§ Task statement: Quote all of the data that follows exactly as written, skipping the images.

--- Begin Data records ---

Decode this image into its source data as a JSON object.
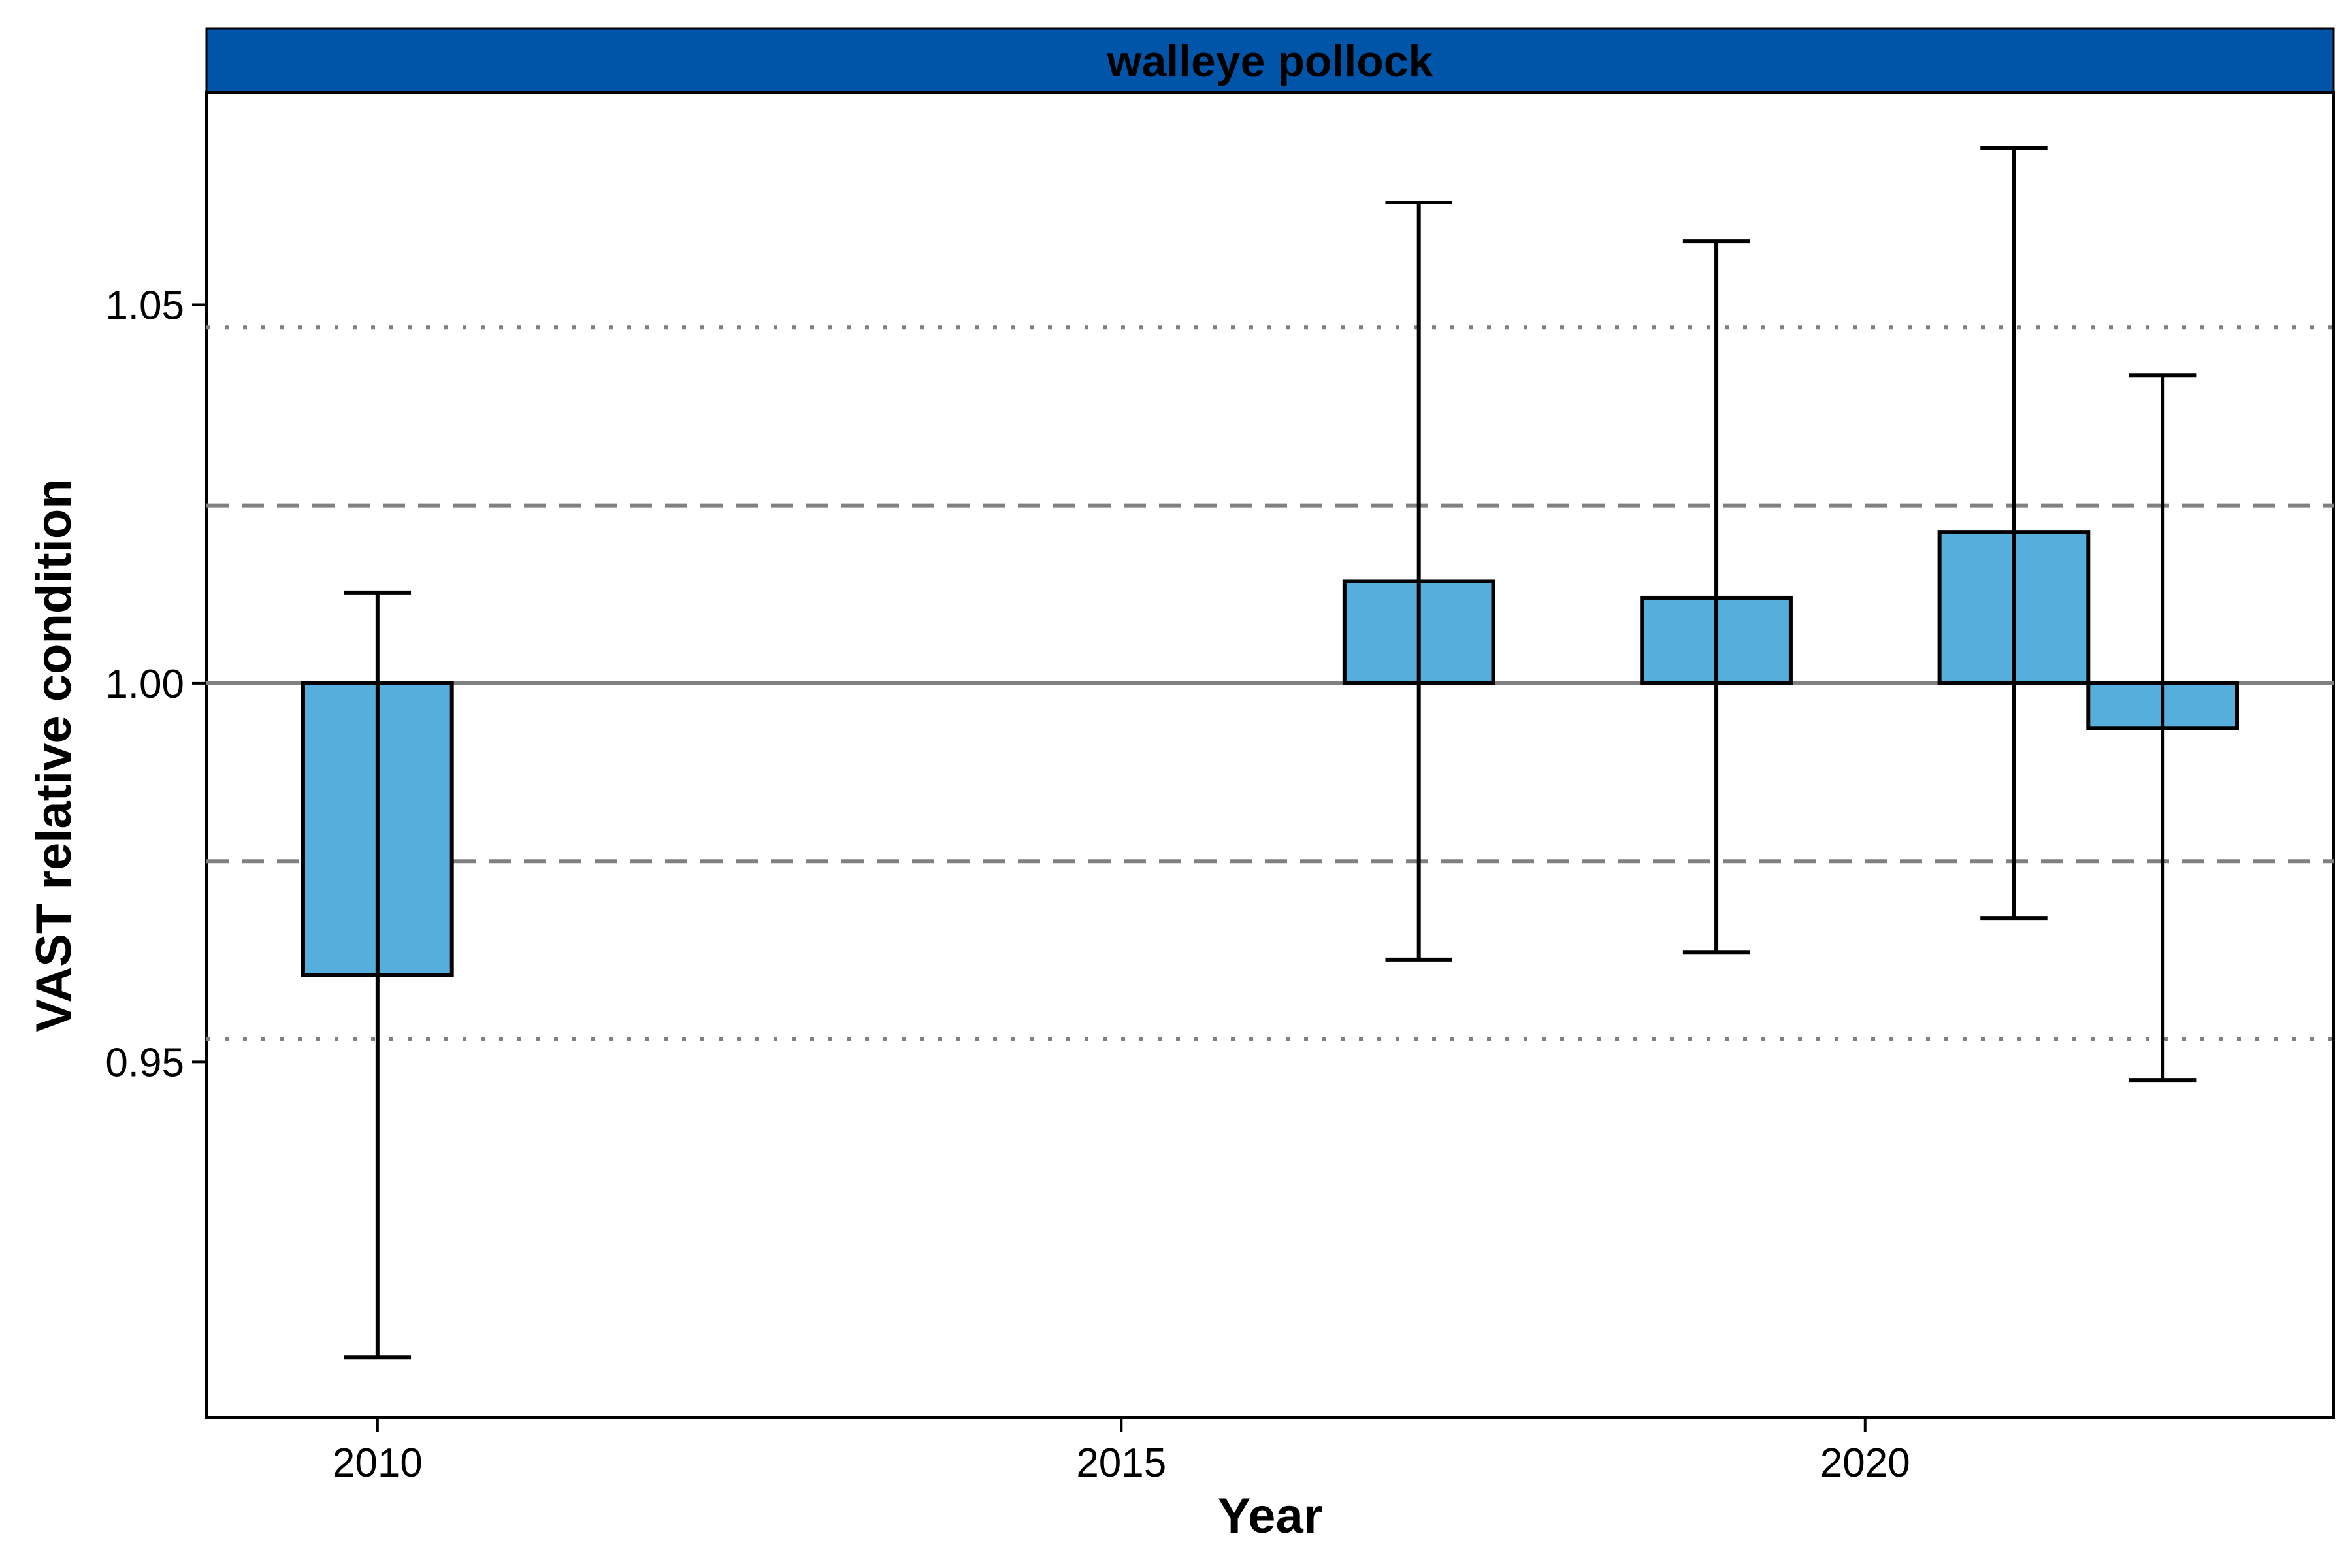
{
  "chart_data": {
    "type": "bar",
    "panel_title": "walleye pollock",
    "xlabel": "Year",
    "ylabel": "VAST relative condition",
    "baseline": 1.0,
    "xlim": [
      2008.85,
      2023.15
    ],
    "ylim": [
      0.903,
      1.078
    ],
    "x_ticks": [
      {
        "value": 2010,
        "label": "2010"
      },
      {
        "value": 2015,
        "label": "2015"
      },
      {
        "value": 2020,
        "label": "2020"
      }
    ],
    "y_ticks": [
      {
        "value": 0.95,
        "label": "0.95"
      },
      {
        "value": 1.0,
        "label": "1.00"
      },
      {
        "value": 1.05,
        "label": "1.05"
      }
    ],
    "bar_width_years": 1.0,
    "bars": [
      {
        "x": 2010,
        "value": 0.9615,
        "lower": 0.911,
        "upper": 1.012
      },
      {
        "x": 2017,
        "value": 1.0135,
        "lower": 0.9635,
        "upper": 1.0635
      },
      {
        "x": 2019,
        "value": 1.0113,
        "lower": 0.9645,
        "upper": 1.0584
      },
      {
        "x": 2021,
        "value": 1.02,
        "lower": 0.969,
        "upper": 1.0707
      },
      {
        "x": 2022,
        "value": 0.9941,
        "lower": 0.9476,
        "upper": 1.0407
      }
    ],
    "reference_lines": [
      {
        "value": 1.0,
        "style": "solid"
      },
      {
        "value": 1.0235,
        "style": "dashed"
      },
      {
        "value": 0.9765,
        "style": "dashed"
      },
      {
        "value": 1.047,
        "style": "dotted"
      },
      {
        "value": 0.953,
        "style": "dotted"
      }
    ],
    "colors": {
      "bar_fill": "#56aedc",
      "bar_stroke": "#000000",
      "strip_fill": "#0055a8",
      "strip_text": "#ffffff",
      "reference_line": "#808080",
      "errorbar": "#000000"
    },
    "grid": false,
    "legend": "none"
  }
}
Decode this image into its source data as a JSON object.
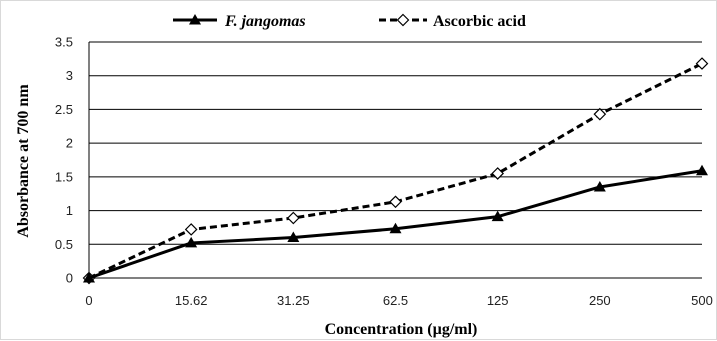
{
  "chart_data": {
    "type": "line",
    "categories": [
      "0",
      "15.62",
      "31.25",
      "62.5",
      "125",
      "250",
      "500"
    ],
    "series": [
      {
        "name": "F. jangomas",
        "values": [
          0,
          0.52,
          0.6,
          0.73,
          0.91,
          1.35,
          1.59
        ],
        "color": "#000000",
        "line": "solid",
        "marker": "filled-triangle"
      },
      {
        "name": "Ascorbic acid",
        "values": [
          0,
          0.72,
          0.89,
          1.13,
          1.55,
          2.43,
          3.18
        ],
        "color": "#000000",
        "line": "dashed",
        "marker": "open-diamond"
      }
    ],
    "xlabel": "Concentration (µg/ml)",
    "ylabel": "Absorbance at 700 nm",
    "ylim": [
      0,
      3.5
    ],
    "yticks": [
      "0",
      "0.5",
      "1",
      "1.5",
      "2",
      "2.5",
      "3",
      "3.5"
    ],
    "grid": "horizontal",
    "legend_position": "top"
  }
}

--- End Data records ---

§ Final result:
Decode this image into its source data as a JSON object.
{
  "chart_data": {
    "type": "bar",
    "panel_title": "walleye pollock",
    "xlabel": "Year",
    "ylabel": "VAST relative condition",
    "baseline": 1.0,
    "xlim": [
      2008.85,
      2023.15
    ],
    "ylim": [
      0.903,
      1.078
    ],
    "x_ticks": [
      {
        "value": 2010,
        "label": "2010"
      },
      {
        "value": 2015,
        "label": "2015"
      },
      {
        "value": 2020,
        "label": "2020"
      }
    ],
    "y_ticks": [
      {
        "value": 0.95,
        "label": "0.95"
      },
      {
        "value": 1.0,
        "label": "1.00"
      },
      {
        "value": 1.05,
        "label": "1.05"
      }
    ],
    "bar_width_years": 1.0,
    "bars": [
      {
        "x": 2010,
        "value": 0.9615,
        "lower": 0.911,
        "upper": 1.012
      },
      {
        "x": 2017,
        "value": 1.0135,
        "lower": 0.9635,
        "upper": 1.0635
      },
      {
        "x": 2019,
        "value": 1.0113,
        "lower": 0.9645,
        "upper": 1.0584
      },
      {
        "x": 2021,
        "value": 1.02,
        "lower": 0.969,
        "upper": 1.0707
      },
      {
        "x": 2022,
        "value": 0.9941,
        "lower": 0.9476,
        "upper": 1.0407
      }
    ],
    "reference_lines": [
      {
        "value": 1.0,
        "style": "solid"
      },
      {
        "value": 1.0235,
        "style": "dashed"
      },
      {
        "value": 0.9765,
        "style": "dashed"
      },
      {
        "value": 1.047,
        "style": "dotted"
      },
      {
        "value": 0.953,
        "style": "dotted"
      }
    ],
    "colors": {
      "bar_fill": "#56aedc",
      "bar_stroke": "#000000",
      "strip_fill": "#0055a8",
      "strip_text": "#ffffff",
      "reference_line": "#808080",
      "errorbar": "#000000"
    },
    "grid": false,
    "legend": "none"
  }
}
Decode this image into its source data as a JSON object.
{
  "chart_data": {
    "type": "line",
    "categories": [
      "0",
      "15.62",
      "31.25",
      "62.5",
      "125",
      "250",
      "500"
    ],
    "series": [
      {
        "name": "F. jangomas",
        "values": [
          0,
          0.52,
          0.6,
          0.73,
          0.91,
          1.35,
          1.59
        ],
        "color": "#000000",
        "line": "solid",
        "marker": "filled-triangle"
      },
      {
        "name": "Ascorbic acid",
        "values": [
          0,
          0.72,
          0.89,
          1.13,
          1.55,
          2.43,
          3.18
        ],
        "color": "#000000",
        "line": "dashed",
        "marker": "open-diamond"
      }
    ],
    "xlabel": "Concentration (µg/ml)",
    "ylabel": "Absorbance at 700 nm",
    "ylim": [
      0,
      3.5
    ],
    "yticks": [
      "0",
      "0.5",
      "1",
      "1.5",
      "2",
      "2.5",
      "3",
      "3.5"
    ],
    "grid": "horizontal",
    "legend_position": "top"
  }
}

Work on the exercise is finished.